## The data
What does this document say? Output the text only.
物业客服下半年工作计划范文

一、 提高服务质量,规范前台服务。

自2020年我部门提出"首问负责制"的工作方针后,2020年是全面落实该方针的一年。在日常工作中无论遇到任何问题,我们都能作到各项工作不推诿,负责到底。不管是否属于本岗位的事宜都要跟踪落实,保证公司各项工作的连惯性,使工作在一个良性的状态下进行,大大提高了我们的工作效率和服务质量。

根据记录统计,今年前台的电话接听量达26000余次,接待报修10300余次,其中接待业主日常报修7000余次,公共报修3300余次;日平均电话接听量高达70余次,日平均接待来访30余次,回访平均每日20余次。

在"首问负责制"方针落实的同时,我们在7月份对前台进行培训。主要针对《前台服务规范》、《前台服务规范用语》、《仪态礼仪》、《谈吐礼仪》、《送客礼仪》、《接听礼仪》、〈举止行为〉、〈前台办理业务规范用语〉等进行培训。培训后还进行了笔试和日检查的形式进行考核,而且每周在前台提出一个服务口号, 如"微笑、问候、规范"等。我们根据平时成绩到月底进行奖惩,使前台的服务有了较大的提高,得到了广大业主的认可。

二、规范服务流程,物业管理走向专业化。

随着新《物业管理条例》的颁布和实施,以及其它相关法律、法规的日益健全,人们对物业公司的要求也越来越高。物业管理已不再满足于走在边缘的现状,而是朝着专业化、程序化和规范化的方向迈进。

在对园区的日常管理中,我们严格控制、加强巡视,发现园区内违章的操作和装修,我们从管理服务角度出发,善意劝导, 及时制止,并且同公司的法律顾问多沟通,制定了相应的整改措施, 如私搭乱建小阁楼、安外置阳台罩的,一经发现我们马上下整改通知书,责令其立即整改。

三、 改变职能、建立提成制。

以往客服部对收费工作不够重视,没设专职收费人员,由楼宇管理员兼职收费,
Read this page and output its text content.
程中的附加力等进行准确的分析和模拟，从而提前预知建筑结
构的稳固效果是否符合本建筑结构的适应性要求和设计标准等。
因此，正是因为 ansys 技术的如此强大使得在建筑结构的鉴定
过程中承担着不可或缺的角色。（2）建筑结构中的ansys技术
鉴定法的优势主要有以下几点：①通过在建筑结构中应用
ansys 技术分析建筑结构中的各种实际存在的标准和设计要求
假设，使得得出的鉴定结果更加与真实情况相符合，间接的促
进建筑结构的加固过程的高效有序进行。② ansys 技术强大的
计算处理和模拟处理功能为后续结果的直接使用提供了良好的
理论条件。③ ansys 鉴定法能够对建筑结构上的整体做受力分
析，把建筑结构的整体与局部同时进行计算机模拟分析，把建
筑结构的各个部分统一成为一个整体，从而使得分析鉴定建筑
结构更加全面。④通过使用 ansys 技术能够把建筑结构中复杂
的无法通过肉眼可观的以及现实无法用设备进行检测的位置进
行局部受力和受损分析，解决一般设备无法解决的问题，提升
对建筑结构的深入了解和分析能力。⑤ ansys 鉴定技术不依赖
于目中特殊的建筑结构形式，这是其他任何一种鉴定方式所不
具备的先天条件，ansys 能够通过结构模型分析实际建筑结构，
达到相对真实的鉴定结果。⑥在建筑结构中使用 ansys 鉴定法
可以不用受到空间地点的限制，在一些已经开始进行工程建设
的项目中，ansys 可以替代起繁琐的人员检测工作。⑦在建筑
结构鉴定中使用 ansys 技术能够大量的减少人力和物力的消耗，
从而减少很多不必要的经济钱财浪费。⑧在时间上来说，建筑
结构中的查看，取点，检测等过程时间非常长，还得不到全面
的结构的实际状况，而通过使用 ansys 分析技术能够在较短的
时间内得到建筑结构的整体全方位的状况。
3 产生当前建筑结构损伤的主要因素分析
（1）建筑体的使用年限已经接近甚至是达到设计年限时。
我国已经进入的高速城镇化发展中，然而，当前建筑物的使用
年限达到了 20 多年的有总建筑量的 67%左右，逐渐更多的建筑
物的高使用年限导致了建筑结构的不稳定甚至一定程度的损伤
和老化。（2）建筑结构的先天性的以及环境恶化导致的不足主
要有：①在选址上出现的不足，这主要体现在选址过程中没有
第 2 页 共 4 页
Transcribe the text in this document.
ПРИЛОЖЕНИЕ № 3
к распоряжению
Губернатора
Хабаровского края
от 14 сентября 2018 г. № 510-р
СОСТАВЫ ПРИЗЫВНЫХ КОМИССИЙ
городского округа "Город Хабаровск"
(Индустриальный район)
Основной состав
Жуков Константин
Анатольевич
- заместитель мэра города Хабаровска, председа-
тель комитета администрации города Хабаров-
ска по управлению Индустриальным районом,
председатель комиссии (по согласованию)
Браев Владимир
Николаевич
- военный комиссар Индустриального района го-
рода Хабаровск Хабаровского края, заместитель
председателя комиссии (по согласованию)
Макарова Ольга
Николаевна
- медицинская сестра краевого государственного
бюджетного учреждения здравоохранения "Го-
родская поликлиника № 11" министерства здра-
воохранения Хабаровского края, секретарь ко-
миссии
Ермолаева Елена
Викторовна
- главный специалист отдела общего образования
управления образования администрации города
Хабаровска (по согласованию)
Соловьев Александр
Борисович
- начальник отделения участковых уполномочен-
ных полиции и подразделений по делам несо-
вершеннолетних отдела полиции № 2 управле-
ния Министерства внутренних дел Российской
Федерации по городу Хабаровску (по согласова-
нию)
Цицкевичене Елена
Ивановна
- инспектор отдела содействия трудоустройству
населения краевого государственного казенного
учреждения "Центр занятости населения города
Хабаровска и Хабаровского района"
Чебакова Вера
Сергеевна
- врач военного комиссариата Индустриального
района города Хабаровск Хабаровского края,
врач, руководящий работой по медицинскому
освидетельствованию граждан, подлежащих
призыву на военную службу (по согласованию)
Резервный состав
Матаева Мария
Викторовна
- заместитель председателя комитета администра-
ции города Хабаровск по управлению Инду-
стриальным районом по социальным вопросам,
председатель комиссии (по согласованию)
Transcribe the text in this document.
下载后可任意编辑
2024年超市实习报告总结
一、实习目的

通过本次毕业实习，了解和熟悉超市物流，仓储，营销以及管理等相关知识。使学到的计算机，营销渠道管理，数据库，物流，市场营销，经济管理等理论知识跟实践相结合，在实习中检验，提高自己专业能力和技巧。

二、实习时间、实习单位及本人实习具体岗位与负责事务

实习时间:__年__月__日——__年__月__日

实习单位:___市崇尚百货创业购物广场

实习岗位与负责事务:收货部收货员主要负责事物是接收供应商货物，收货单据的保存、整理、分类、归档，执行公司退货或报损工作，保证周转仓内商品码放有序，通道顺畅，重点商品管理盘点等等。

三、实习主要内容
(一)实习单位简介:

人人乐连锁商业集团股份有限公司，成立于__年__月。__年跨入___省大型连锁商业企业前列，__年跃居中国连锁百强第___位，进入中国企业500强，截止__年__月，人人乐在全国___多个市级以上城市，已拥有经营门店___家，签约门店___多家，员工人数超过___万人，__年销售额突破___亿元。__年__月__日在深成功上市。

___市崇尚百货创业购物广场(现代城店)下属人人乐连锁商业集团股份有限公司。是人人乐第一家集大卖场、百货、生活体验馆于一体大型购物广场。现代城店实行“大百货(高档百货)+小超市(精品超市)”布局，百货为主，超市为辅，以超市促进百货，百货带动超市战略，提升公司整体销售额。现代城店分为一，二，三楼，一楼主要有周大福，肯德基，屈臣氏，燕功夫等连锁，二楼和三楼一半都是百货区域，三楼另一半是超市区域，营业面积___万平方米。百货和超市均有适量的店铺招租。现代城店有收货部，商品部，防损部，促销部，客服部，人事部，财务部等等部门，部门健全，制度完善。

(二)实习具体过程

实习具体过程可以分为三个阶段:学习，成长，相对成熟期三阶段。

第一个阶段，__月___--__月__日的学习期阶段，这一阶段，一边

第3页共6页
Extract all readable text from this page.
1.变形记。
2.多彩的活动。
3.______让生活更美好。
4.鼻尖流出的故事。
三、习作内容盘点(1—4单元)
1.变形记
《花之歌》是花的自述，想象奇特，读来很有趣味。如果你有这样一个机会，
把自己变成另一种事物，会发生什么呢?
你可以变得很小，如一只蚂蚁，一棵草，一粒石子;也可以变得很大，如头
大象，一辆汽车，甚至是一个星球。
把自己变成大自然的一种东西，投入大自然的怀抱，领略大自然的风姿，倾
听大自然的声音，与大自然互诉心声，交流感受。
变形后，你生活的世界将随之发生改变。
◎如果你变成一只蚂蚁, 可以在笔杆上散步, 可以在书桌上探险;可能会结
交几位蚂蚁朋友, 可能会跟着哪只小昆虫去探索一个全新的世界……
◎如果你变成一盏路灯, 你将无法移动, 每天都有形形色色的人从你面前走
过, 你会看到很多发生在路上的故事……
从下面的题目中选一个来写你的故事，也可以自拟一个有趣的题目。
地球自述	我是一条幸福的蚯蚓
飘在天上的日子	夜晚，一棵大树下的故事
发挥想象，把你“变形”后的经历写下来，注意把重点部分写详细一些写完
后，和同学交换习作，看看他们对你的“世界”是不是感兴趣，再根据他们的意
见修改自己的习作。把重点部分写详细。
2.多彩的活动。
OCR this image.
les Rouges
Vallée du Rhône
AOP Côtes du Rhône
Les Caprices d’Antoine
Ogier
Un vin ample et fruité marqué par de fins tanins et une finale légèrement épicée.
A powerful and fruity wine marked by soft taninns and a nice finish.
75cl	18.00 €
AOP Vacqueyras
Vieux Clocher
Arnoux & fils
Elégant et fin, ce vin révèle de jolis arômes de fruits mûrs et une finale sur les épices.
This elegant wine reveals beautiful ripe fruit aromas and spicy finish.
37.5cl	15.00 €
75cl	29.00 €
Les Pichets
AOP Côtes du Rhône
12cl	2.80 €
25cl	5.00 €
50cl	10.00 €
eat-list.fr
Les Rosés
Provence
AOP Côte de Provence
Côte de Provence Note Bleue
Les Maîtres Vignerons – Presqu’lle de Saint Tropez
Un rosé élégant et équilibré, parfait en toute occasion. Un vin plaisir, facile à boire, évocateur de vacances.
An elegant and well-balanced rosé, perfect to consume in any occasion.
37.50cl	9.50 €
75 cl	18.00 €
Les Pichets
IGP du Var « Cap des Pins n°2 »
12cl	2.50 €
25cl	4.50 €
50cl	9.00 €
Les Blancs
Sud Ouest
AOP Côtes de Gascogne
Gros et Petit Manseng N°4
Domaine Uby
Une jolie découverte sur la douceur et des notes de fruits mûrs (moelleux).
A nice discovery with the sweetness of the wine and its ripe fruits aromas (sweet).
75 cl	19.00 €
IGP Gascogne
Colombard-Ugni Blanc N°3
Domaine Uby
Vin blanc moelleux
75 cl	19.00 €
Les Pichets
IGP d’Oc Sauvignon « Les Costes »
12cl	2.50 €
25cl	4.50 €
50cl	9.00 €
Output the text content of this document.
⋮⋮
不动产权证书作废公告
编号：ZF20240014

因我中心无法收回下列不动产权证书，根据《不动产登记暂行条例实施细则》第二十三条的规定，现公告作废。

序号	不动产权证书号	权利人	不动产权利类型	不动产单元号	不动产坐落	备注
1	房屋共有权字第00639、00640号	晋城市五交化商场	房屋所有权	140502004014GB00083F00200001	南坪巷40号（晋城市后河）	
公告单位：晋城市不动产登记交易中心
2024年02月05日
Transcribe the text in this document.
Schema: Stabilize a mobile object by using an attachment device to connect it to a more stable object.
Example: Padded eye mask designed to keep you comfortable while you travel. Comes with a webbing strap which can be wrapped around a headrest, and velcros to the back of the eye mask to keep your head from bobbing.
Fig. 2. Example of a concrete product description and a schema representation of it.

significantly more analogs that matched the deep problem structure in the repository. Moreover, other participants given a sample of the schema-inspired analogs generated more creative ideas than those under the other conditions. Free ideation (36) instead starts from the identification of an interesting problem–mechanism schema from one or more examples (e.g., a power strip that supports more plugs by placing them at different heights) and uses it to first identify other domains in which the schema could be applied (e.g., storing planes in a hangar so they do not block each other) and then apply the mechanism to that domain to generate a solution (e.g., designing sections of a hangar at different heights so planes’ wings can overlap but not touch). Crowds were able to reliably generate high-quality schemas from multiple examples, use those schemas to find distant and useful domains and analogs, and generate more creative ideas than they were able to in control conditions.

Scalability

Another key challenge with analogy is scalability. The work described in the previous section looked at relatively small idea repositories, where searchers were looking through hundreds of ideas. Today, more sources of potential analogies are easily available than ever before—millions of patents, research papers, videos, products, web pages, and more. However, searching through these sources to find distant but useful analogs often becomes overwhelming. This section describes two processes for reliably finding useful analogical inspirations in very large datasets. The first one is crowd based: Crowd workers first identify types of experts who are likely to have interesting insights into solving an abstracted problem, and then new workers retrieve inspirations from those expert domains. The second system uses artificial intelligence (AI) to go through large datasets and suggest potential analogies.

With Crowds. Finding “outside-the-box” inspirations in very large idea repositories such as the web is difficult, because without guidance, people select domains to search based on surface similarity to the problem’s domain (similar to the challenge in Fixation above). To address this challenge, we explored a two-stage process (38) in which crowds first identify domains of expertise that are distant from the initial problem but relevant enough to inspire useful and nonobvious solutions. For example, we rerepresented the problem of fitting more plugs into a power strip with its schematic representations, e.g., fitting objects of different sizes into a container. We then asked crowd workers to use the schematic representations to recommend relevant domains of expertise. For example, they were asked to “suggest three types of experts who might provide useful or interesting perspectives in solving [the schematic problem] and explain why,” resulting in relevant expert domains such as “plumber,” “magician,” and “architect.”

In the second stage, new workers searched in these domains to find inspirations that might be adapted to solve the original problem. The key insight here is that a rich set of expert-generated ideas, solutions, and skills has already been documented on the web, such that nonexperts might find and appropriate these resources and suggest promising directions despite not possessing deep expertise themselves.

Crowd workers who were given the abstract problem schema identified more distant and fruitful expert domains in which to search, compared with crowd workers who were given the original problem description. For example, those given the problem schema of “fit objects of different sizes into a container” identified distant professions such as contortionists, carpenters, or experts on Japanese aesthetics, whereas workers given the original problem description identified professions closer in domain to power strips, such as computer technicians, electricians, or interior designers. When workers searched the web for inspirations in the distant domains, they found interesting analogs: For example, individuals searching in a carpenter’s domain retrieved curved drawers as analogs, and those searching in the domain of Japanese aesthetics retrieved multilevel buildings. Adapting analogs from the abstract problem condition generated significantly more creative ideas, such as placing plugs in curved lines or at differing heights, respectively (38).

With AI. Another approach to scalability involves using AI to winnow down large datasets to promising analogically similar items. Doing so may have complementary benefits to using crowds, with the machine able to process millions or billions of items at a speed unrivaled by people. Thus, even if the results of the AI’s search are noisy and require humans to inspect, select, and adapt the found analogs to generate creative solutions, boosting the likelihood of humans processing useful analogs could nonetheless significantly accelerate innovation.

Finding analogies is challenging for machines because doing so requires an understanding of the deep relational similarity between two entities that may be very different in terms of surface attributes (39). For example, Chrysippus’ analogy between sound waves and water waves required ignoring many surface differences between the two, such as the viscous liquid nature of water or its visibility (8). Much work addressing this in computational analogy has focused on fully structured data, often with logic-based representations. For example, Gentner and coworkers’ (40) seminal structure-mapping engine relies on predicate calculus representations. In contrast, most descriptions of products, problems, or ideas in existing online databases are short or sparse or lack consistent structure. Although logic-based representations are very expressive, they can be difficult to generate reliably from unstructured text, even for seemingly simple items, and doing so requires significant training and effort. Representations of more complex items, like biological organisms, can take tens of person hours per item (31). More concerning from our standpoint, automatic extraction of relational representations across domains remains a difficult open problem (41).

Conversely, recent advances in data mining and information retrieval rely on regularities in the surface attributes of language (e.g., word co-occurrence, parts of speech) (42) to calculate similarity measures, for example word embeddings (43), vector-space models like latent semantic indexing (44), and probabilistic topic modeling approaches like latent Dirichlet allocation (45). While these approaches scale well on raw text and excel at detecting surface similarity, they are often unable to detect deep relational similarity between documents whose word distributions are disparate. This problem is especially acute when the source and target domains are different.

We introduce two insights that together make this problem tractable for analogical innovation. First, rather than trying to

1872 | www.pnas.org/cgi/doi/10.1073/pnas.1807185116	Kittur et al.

## Work to be completed
Pull every line containing the word "государственного" out of the material and copy it.

## Result of this exercise
- медицинская сестра краевого государственного
населения краевого государственного казенного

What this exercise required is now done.